» JOB
Omit any picture, and return the remaining data exactly as written.

» DATASET ENTRIES
++++++++++

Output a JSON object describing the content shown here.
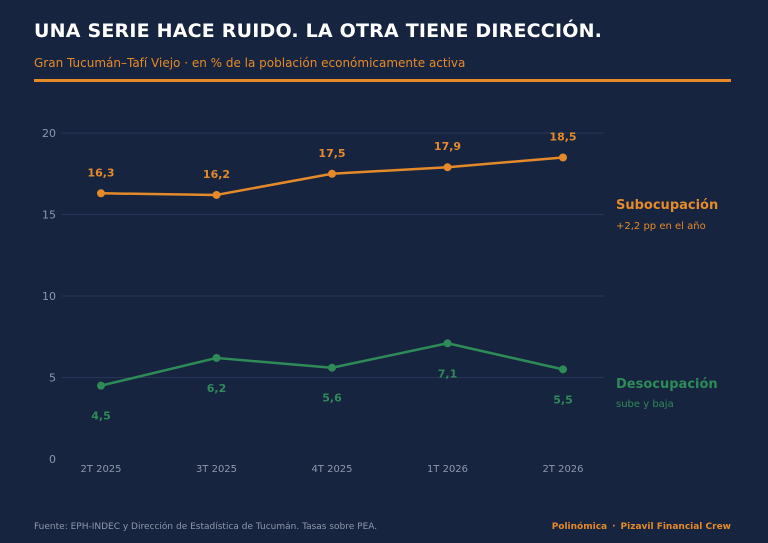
{
  "header": {
    "title": "UNA SERIE HACE RUIDO. LA OTRA TIENE DIRECCIÓN.",
    "subtitle": "Gran Tucumán–Tafí Viejo · en % de la población económicamente activa"
  },
  "footer": {
    "source": "Fuente: EPH-INDEC y Dirección de Estadística de Tucumán. Tasas sobre PEA.",
    "brand_1": "Polinómica",
    "separator": "·",
    "brand_2": "Pizavil Financial Crew"
  },
  "colors": {
    "background": "#17243f",
    "subocupacion": "#e58a2a",
    "desocupacion": "#2e8b57",
    "grid": "#26365a",
    "tick": "#8e97ab"
  },
  "chart_data": {
    "type": "line",
    "categories": [
      "2T 2025",
      "3T 2025",
      "4T 2025",
      "1T 2026",
      "2T 2026"
    ],
    "yticks": [
      0,
      5,
      10,
      15,
      20
    ],
    "ylim": [
      0,
      20
    ],
    "grid": true,
    "series": [
      {
        "name": "Subocupación",
        "note": "+2,2 pp en el año",
        "values": [
          16.3,
          16.2,
          17.5,
          17.9,
          18.5
        ],
        "labels": [
          "16,3",
          "16,2",
          "17,5",
          "17,9",
          "18,5"
        ],
        "label_position": "above"
      },
      {
        "name": "Desocupación",
        "note": "sube y baja",
        "values": [
          4.5,
          6.2,
          5.6,
          7.1,
          5.5
        ],
        "labels": [
          "4,5",
          "6,2",
          "5,6",
          "7,1",
          "5,5"
        ],
        "label_position": "below"
      }
    ]
  }
}
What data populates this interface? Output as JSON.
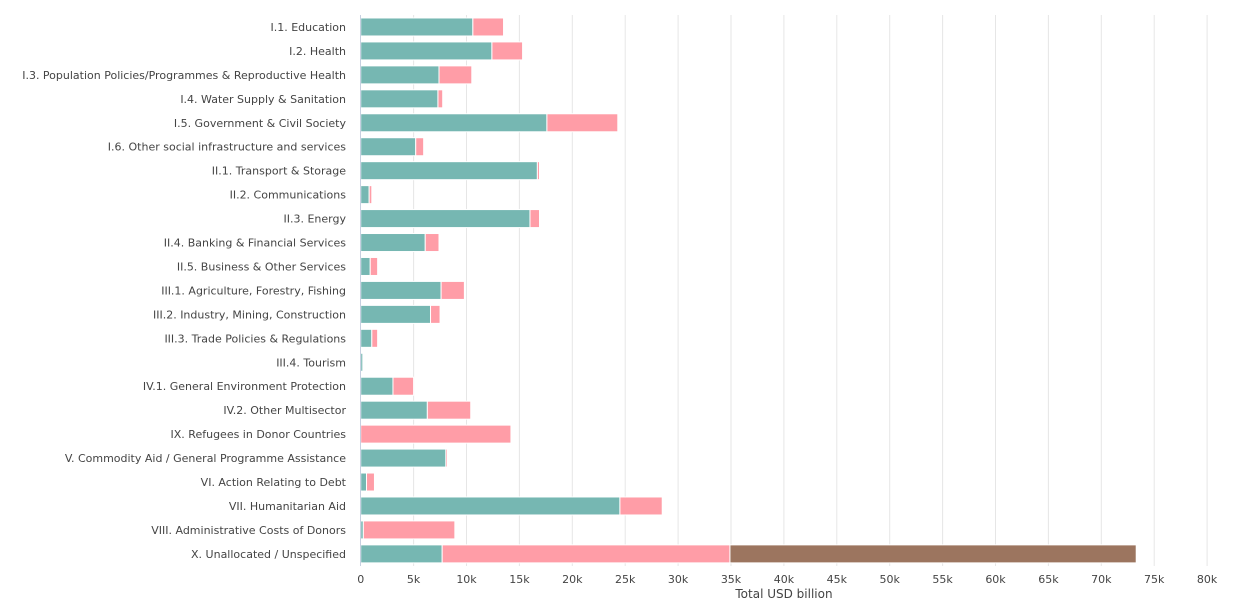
{
  "chart_data": {
    "type": "bar",
    "orientation": "horizontal",
    "stacked": true,
    "xlabel": "Total USD billion",
    "xlim": [
      0,
      80000
    ],
    "grid": true,
    "x_ticks": [
      "0",
      "5k",
      "10k",
      "15k",
      "20k",
      "25k",
      "30k",
      "35k",
      "40k",
      "45k",
      "50k",
      "55k",
      "60k",
      "65k",
      "70k",
      "75k",
      "80k"
    ],
    "categories": [
      "I.1. Education",
      "I.2. Health",
      "I.3. Population Policies/Programmes & Reproductive Health",
      "I.4. Water Supply & Sanitation",
      "I.5. Government & Civil Society",
      "I.6. Other social infrastructure and services",
      "II.1. Transport & Storage",
      "II.2. Communications",
      "II.3. Energy",
      "II.4. Banking & Financial Services",
      "II.5. Business & Other Services",
      "III.1. Agriculture, Forestry, Fishing",
      "III.2. Industry, Mining, Construction",
      "III.3. Trade Policies & Regulations",
      "III.4. Tourism",
      "IV.1. General Environment Protection",
      "IV.2. Other Multisector",
      "IX. Refugees in Donor Countries",
      "V. Commodity Aid / General Programme Assistance",
      "VI. Action Relating to Debt",
      "VII. Humanitarian Aid",
      "VIII. Administrative Costs of Donors",
      "X. Unallocated / Unspecified"
    ],
    "series": [
      {
        "color": "#76b7b2",
        "values": [
          10600,
          12400,
          7400,
          7300,
          17600,
          5200,
          16700,
          800,
          16000,
          6100,
          900,
          7600,
          6600,
          1050,
          200,
          3050,
          6300,
          0,
          8050,
          550,
          24500,
          250,
          7700
        ]
      },
      {
        "color": "#ff9da7",
        "values": [
          2900,
          2900,
          3100,
          450,
          6700,
          750,
          200,
          250,
          900,
          1300,
          700,
          2200,
          900,
          550,
          0,
          1950,
          4100,
          14200,
          150,
          750,
          4000,
          8650,
          27200
        ]
      },
      {
        "color": "#9c755f",
        "values": [
          0,
          0,
          0,
          0,
          0,
          0,
          0,
          0,
          0,
          0,
          0,
          0,
          0,
          0,
          0,
          0,
          0,
          0,
          0,
          0,
          0,
          0,
          38400
        ]
      }
    ]
  }
}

++++++++++

» FULL OUTPUT
Output a JSON object describing the content shown here.
{
  "header": {
    "title": "UNA SERIE HACE RUIDO. LA OTRA TIENE DIRECCIÓN.",
    "subtitle": "Gran Tucumán–Tafí Viejo · en % de la población económicamente activa"
  },
  "footer": {
    "source": "Fuente: EPH-INDEC y Dirección de Estadística de Tucumán. Tasas sobre PEA.",
    "brand_1": "Polinómica",
    "separator": "·",
    "brand_2": "Pizavil Financial Crew"
  },
  "colors": {
    "background": "#17243f",
    "subocupacion": "#e58a2a",
    "desocupacion": "#2e8b57",
    "grid": "#26365a",
    "tick": "#8e97ab"
  },
  "chart_data": {
    "type": "line",
    "categories": [
      "2T 2025",
      "3T 2025",
      "4T 2025",
      "1T 2026",
      "2T 2026"
    ],
    "yticks": [
      0,
      5,
      10,
      15,
      20
    ],
    "ylim": [
      0,
      20
    ],
    "grid": true,
    "series": [
      {
        "name": "Subocupación",
        "note": "+2,2 pp en el año",
        "values": [
          16.3,
          16.2,
          17.5,
          17.9,
          18.5
        ],
        "labels": [
          "16,3",
          "16,2",
          "17,5",
          "17,9",
          "18,5"
        ],
        "label_position": "above"
      },
      {
        "name": "Desocupación",
        "note": "sube y baja",
        "values": [
          4.5,
          6.2,
          5.6,
          7.1,
          5.5
        ],
        "labels": [
          "4,5",
          "6,2",
          "5,6",
          "7,1",
          "5,5"
        ],
        "label_position": "below"
      }
    ]
  }
}
What data populates this interface? Output as JSON.
{
  "chart_data": {
    "type": "bar",
    "orientation": "horizontal",
    "stacked": true,
    "xlabel": "Total USD billion",
    "xlim": [
      0,
      80000
    ],
    "grid": true,
    "x_ticks": [
      "0",
      "5k",
      "10k",
      "15k",
      "20k",
      "25k",
      "30k",
      "35k",
      "40k",
      "45k",
      "50k",
      "55k",
      "60k",
      "65k",
      "70k",
      "75k",
      "80k"
    ],
    "categories": [
      "I.1. Education",
      "I.2. Health",
      "I.3. Population Policies/Programmes & Reproductive Health",
      "I.4. Water Supply & Sanitation",
      "I.5. Government & Civil Society",
      "I.6. Other social infrastructure and services",
      "II.1. Transport & Storage",
      "II.2. Communications",
      "II.3. Energy",
      "II.4. Banking & Financial Services",
      "II.5. Business & Other Services",
      "III.1. Agriculture, Forestry, Fishing",
      "III.2. Industry, Mining, Construction",
      "III.3. Trade Policies & Regulations",
      "III.4. Tourism",
      "IV.1. General Environment Protection",
      "IV.2. Other Multisector",
      "IX. Refugees in Donor Countries",
      "V. Commodity Aid / General Programme Assistance",
      "VI. Action Relating to Debt",
      "VII. Humanitarian Aid",
      "VIII. Administrative Costs of Donors",
      "X. Unallocated / Unspecified"
    ],
    "series": [
      {
        "color": "#76b7b2",
        "values": [
          10600,
          12400,
          7400,
          7300,
          17600,
          5200,
          16700,
          800,
          16000,
          6100,
          900,
          7600,
          6600,
          1050,
          200,
          3050,
          6300,
          0,
          8050,
          550,
          24500,
          250,
          7700
        ]
      },
      {
        "color": "#ff9da7",
        "values": [
          2900,
          2900,
          3100,
          450,
          6700,
          750,
          200,
          250,
          900,
          1300,
          700,
          2200,
          900,
          550,
          0,
          1950,
          4100,
          14200,
          150,
          750,
          4000,
          8650,
          27200
        ]
      },
      {
        "color": "#9c755f",
        "values": [
          0,
          0,
          0,
          0,
          0,
          0,
          0,
          0,
          0,
          0,
          0,
          0,
          0,
          0,
          0,
          0,
          0,
          0,
          0,
          0,
          0,
          0,
          38400
        ]
      }
    ]
  }
}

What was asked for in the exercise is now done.